# [What is being asked]
Reproduce the listing below exactly, minus its pictures.

— Begin Data rows —

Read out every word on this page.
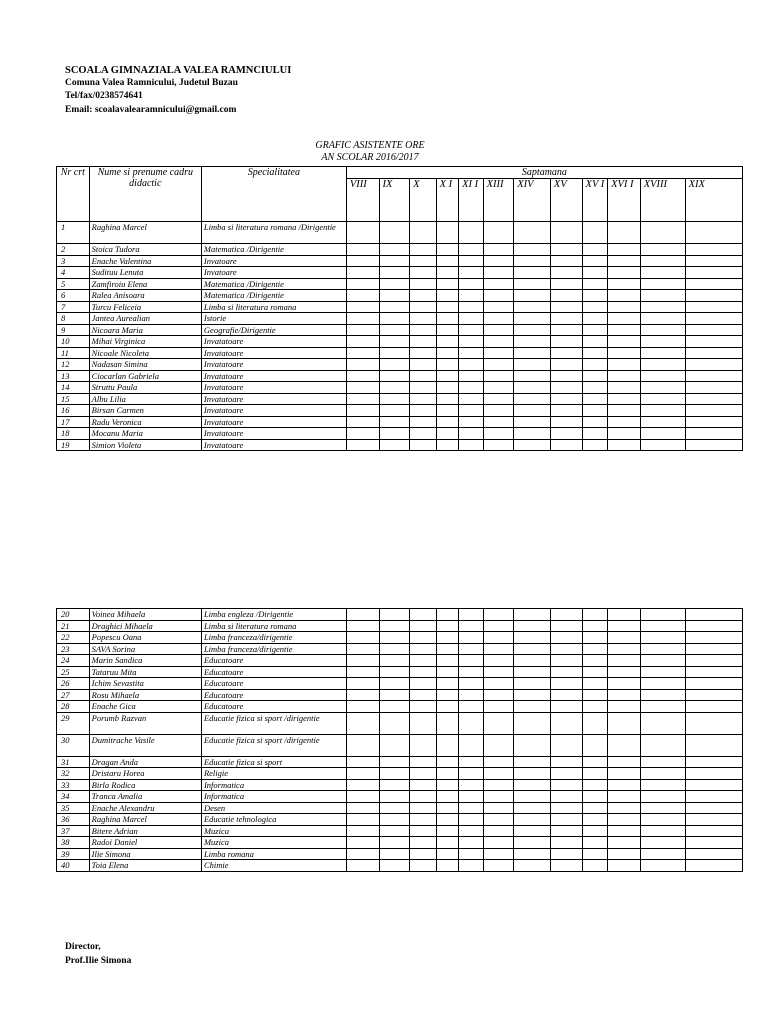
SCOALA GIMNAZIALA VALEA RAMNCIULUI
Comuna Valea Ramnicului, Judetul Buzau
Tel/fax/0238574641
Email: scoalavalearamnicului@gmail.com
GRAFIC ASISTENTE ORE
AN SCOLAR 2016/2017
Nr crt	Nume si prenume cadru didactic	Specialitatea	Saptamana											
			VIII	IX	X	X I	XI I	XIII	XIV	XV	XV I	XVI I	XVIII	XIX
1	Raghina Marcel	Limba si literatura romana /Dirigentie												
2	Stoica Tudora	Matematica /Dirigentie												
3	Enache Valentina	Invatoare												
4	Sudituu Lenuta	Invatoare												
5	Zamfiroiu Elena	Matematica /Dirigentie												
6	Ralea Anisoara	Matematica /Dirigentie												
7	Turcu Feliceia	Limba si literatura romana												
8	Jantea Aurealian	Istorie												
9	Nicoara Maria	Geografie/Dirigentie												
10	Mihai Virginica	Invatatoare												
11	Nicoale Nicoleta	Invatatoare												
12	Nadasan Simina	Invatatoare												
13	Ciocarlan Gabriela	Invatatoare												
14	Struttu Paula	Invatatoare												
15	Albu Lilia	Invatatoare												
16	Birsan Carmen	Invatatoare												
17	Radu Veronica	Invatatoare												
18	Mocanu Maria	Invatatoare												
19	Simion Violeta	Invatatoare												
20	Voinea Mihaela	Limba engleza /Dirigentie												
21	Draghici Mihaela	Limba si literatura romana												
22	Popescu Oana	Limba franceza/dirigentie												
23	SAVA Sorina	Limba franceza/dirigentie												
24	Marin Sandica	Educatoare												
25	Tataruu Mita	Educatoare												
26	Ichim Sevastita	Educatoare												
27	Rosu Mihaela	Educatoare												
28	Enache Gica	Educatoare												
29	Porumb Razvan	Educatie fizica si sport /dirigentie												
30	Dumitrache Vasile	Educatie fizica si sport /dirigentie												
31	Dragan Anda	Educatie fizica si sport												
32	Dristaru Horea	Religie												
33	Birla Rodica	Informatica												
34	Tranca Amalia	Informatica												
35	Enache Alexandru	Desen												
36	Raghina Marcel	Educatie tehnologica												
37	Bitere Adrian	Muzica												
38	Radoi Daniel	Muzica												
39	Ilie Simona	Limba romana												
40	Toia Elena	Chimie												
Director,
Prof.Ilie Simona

— End Data rows —

# [Exercise answer]
Read out every word on this page.
SCOALA GIMNAZIALA VALEA RAMNCIULUI
Comuna Valea Ramnicului, Judetul Buzau
Tel/fax/0238574641
Email: scoalavalearamnicului@gmail.com
GRAFIC ASISTENTE ORE
AN SCOLAR 2016/2017
Nr crt	Nume si prenume cadru didactic	Specialitatea	Saptamana											
			VIII	IX	X	X I	XI I	XIII	XIV	XV	XV I	XVI I	XVIII	XIX
1	Raghina Marcel	Limba si literatura romana /Dirigentie												
2	Stoica Tudora	Matematica /Dirigentie												
3	Enache Valentina	Invatoare												
4	Sudituu Lenuta	Invatoare												
5	Zamfiroiu Elena	Matematica /Dirigentie												
6	Ralea Anisoara	Matematica /Dirigentie												
7	Turcu Feliceia	Limba si literatura romana												
8	Jantea Aurealian	Istorie												
9	Nicoara Maria	Geografie/Dirigentie												
10	Mihai Virginica	Invatatoare												
11	Nicoale Nicoleta	Invatatoare												
12	Nadasan Simina	Invatatoare												
13	Ciocarlan Gabriela	Invatatoare												
14	Struttu Paula	Invatatoare												
15	Albu Lilia	Invatatoare												
16	Birsan Carmen	Invatatoare												
17	Radu Veronica	Invatatoare												
18	Mocanu Maria	Invatatoare												
19	Simion Violeta	Invatatoare												
20	Voinea Mihaela	Limba engleza /Dirigentie												
21	Draghici Mihaela	Limba si literatura romana												
22	Popescu Oana	Limba franceza/dirigentie												
23	SAVA Sorina	Limba franceza/dirigentie												
24	Marin Sandica	Educatoare												
25	Tataruu Mita	Educatoare												
26	Ichim Sevastita	Educatoare												
27	Rosu Mihaela	Educatoare												
28	Enache Gica	Educatoare												
29	Porumb Razvan	Educatie fizica si sport /dirigentie												
30	Dumitrache Vasile	Educatie fizica si sport /dirigentie												
31	Dragan Anda	Educatie fizica si sport												
32	Dristaru Horea	Religie												
33	Birla Rodica	Informatica												
34	Tranca Amalia	Informatica												
35	Enache Alexandru	Desen												
36	Raghina Marcel	Educatie tehnologica												
37	Bitere Adrian	Muzica												
38	Radoi Daniel	Muzica												
39	Ilie Simona	Limba romana												
40	Toia Elena	Chimie												
Director,
Prof.Ilie Simona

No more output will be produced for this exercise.